CHALLENGE »
Copy out the complete listing, word for word.

* * *

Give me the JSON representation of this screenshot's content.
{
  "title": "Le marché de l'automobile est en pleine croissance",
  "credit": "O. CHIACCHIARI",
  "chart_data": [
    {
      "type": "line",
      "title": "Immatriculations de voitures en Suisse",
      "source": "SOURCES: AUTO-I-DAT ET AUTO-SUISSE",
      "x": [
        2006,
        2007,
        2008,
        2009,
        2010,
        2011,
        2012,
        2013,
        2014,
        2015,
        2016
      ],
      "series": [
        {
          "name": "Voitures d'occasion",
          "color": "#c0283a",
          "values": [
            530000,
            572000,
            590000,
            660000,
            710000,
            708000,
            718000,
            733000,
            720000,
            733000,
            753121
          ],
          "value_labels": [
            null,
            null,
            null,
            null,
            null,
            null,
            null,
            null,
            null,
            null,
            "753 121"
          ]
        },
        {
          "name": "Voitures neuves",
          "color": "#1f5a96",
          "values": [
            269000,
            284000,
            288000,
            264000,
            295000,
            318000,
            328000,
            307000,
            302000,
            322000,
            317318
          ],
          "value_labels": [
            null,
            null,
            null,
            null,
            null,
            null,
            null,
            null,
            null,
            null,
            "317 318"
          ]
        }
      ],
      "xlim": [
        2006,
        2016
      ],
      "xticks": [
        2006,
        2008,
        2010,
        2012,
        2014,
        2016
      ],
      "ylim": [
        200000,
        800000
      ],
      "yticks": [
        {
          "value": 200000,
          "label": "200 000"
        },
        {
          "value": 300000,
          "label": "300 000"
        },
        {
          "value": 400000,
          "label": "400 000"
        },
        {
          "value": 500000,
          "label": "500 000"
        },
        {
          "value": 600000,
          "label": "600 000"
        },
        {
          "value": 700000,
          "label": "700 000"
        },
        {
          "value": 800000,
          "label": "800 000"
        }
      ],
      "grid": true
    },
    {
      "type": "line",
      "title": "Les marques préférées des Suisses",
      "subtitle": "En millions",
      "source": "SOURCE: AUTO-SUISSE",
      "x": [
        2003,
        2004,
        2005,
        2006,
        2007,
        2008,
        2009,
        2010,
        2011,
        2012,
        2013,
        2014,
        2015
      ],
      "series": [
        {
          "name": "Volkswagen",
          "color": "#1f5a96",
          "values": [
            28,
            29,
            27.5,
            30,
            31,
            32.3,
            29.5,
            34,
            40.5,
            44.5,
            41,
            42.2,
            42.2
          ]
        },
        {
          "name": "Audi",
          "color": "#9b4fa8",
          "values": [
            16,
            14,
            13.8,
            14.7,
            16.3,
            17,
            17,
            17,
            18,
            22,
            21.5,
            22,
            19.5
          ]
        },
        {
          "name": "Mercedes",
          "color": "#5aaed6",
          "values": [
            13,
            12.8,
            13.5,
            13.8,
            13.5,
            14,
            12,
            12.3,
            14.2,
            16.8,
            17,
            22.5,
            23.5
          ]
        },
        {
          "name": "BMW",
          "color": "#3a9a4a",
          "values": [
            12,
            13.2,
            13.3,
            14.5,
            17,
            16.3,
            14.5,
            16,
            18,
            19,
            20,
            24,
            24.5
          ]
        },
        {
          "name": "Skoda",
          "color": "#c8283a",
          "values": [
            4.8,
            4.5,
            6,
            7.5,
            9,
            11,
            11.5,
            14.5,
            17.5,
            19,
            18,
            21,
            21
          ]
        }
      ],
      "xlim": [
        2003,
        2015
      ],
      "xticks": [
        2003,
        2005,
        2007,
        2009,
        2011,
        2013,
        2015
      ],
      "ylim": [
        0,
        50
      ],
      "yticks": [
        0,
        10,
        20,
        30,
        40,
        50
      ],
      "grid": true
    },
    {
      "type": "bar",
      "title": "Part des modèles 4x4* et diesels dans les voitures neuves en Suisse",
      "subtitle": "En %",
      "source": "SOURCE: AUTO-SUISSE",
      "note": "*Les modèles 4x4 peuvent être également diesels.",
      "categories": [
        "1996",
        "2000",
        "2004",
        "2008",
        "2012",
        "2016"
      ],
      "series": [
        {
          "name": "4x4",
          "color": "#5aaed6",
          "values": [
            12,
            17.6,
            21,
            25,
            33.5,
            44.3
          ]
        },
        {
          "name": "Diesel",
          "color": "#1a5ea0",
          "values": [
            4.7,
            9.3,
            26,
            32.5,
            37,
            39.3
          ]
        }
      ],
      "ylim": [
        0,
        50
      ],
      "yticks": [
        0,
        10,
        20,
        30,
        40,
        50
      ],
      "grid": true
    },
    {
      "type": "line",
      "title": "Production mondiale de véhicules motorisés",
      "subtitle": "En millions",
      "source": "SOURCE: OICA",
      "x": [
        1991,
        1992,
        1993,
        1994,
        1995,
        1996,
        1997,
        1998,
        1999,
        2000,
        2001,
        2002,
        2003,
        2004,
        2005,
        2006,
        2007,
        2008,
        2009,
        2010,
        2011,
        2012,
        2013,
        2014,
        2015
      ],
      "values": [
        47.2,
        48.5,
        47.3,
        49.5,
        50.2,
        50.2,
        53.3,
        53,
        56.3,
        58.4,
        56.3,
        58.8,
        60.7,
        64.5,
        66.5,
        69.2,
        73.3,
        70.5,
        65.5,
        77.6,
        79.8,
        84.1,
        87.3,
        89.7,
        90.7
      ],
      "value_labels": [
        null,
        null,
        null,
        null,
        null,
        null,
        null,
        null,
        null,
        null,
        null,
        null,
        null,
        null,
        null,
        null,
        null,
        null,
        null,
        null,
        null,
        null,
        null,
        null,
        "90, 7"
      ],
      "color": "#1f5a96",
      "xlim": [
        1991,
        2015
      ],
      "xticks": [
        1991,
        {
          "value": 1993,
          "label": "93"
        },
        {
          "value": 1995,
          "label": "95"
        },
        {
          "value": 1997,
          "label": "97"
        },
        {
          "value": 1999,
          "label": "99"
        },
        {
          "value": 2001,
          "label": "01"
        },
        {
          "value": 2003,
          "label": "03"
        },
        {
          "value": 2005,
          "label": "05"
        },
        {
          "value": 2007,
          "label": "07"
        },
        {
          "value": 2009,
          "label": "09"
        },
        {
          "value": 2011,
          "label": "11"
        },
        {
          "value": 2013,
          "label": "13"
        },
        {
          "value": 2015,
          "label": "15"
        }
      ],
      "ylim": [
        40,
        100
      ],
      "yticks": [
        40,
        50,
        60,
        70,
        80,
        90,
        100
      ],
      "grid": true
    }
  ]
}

* * *

RESPONSE TO THIS EXERCISE »
Give me the JSON representation of this screenshot's content.
{
  "title": "Le marché de l'automobile est en pleine croissance",
  "credit": "O. CHIACCHIARI",
  "chart_data": [
    {
      "type": "line",
      "title": "Immatriculations de voitures en Suisse",
      "source": "SOURCES: AUTO-I-DAT ET AUTO-SUISSE",
      "x": [
        2006,
        2007,
        2008,
        2009,
        2010,
        2011,
        2012,
        2013,
        2014,
        2015,
        2016
      ],
      "series": [
        {
          "name": "Voitures d'occasion",
          "color": "#c0283a",
          "values": [
            530000,
            572000,
            590000,
            660000,
            710000,
            708000,
            718000,
            733000,
            720000,
            733000,
            753121
          ],
          "value_labels": [
            null,
            null,
            null,
            null,
            null,
            null,
            null,
            null,
            null,
            null,
            "753 121"
          ]
        },
        {
          "name": "Voitures neuves",
          "color": "#1f5a96",
          "values": [
            269000,
            284000,
            288000,
            264000,
            295000,
            318000,
            328000,
            307000,
            302000,
            322000,
            317318
          ],
          "value_labels": [
            null,
            null,
            null,
            null,
            null,
            null,
            null,
            null,
            null,
            null,
            "317 318"
          ]
        }
      ],
      "xlim": [
        2006,
        2016
      ],
      "xticks": [
        2006,
        2008,
        2010,
        2012,
        2014,
        2016
      ],
      "ylim": [
        200000,
        800000
      ],
      "yticks": [
        {
          "value": 200000,
          "label": "200 000"
        },
        {
          "value": 300000,
          "label": "300 000"
        },
        {
          "value": 400000,
          "label": "400 000"
        },
        {
          "value": 500000,
          "label": "500 000"
        },
        {
          "value": 600000,
          "label": "600 000"
        },
        {
          "value": 700000,
          "label": "700 000"
        },
        {
          "value": 800000,
          "label": "800 000"
        }
      ],
      "grid": true
    },
    {
      "type": "line",
      "title": "Les marques préférées des Suisses",
      "subtitle": "En millions",
      "source": "SOURCE: AUTO-SUISSE",
      "x": [
        2003,
        2004,
        2005,
        2006,
        2007,
        2008,
        2009,
        2010,
        2011,
        2012,
        2013,
        2014,
        2015
      ],
      "series": [
        {
          "name": "Volkswagen",
          "color": "#1f5a96",
          "values": [
            28,
            29,
            27.5,
            30,
            31,
            32.3,
            29.5,
            34,
            40.5,
            44.5,
            41,
            42.2,
            42.2
          ]
        },
        {
          "name": "Audi",
          "color": "#9b4fa8",
          "values": [
            16,
            14,
            13.8,
            14.7,
            16.3,
            17,
            17,
            17,
            18,
            22,
            21.5,
            22,
            19.5
          ]
        },
        {
          "name": "Mercedes",
          "color": "#5aaed6",
          "values": [
            13,
            12.8,
            13.5,
            13.8,
            13.5,
            14,
            12,
            12.3,
            14.2,
            16.8,
            17,
            22.5,
            23.5
          ]
        },
        {
          "name": "BMW",
          "color": "#3a9a4a",
          "values": [
            12,
            13.2,
            13.3,
            14.5,
            17,
            16.3,
            14.5,
            16,
            18,
            19,
            20,
            24,
            24.5
          ]
        },
        {
          "name": "Skoda",
          "color": "#c8283a",
          "values": [
            4.8,
            4.5,
            6,
            7.5,
            9,
            11,
            11.5,
            14.5,
            17.5,
            19,
            18,
            21,
            21
          ]
        }
      ],
      "xlim": [
        2003,
        2015
      ],
      "xticks": [
        2003,
        2005,
        2007,
        2009,
        2011,
        2013,
        2015
      ],
      "ylim": [
        0,
        50
      ],
      "yticks": [
        0,
        10,
        20,
        30,
        40,
        50
      ],
      "grid": true
    },
    {
      "type": "bar",
      "title": "Part des modèles 4x4* et diesels dans les voitures neuves en Suisse",
      "subtitle": "En %",
      "source": "SOURCE: AUTO-SUISSE",
      "note": "*Les modèles 4x4 peuvent être également diesels.",
      "categories": [
        "1996",
        "2000",
        "2004",
        "2008",
        "2012",
        "2016"
      ],
      "series": [
        {
          "name": "4x4",
          "color": "#5aaed6",
          "values": [
            12,
            17.6,
            21,
            25,
            33.5,
            44.3
          ]
        },
        {
          "name": "Diesel",
          "color": "#1a5ea0",
          "values": [
            4.7,
            9.3,
            26,
            32.5,
            37,
            39.3
          ]
        }
      ],
      "ylim": [
        0,
        50
      ],
      "yticks": [
        0,
        10,
        20,
        30,
        40,
        50
      ],
      "grid": true
    },
    {
      "type": "line",
      "title": "Production mondiale de véhicules motorisés",
      "subtitle": "En millions",
      "source": "SOURCE: OICA",
      "x": [
        1991,
        1992,
        1993,
        1994,
        1995,
        1996,
        1997,
        1998,
        1999,
        2000,
        2001,
        2002,
        2003,
        2004,
        2005,
        2006,
        2007,
        2008,
        2009,
        2010,
        2011,
        2012,
        2013,
        2014,
        2015
      ],
      "values": [
        47.2,
        48.5,
        47.3,
        49.5,
        50.2,
        50.2,
        53.3,
        53,
        56.3,
        58.4,
        56.3,
        58.8,
        60.7,
        64.5,
        66.5,
        69.2,
        73.3,
        70.5,
        65.5,
        77.6,
        79.8,
        84.1,
        87.3,
        89.7,
        90.7
      ],
      "value_labels": [
        null,
        null,
        null,
        null,
        null,
        null,
        null,
        null,
        null,
        null,
        null,
        null,
        null,
        null,
        null,
        null,
        null,
        null,
        null,
        null,
        null,
        null,
        null,
        null,
        "90, 7"
      ],
      "color": "#1f5a96",
      "xlim": [
        1991,
        2015
      ],
      "xticks": [
        1991,
        {
          "value": 1993,
          "label": "93"
        },
        {
          "value": 1995,
          "label": "95"
        },
        {
          "value": 1997,
          "label": "97"
        },
        {
          "value": 1999,
          "label": "99"
        },
        {
          "value": 2001,
          "label": "01"
        },
        {
          "value": 2003,
          "label": "03"
        },
        {
          "value": 2005,
          "label": "05"
        },
        {
          "value": 2007,
          "label": "07"
        },
        {
          "value": 2009,
          "label": "09"
        },
        {
          "value": 2011,
          "label": "11"
        },
        {
          "value": 2013,
          "label": "13"
        },
        {
          "value": 2015,
          "label": "15"
        }
      ],
      "ylim": [
        40,
        100
      ],
      "yticks": [
        40,
        50,
        60,
        70,
        80,
        90,
        100
      ],
      "grid": true
    }
  ]
}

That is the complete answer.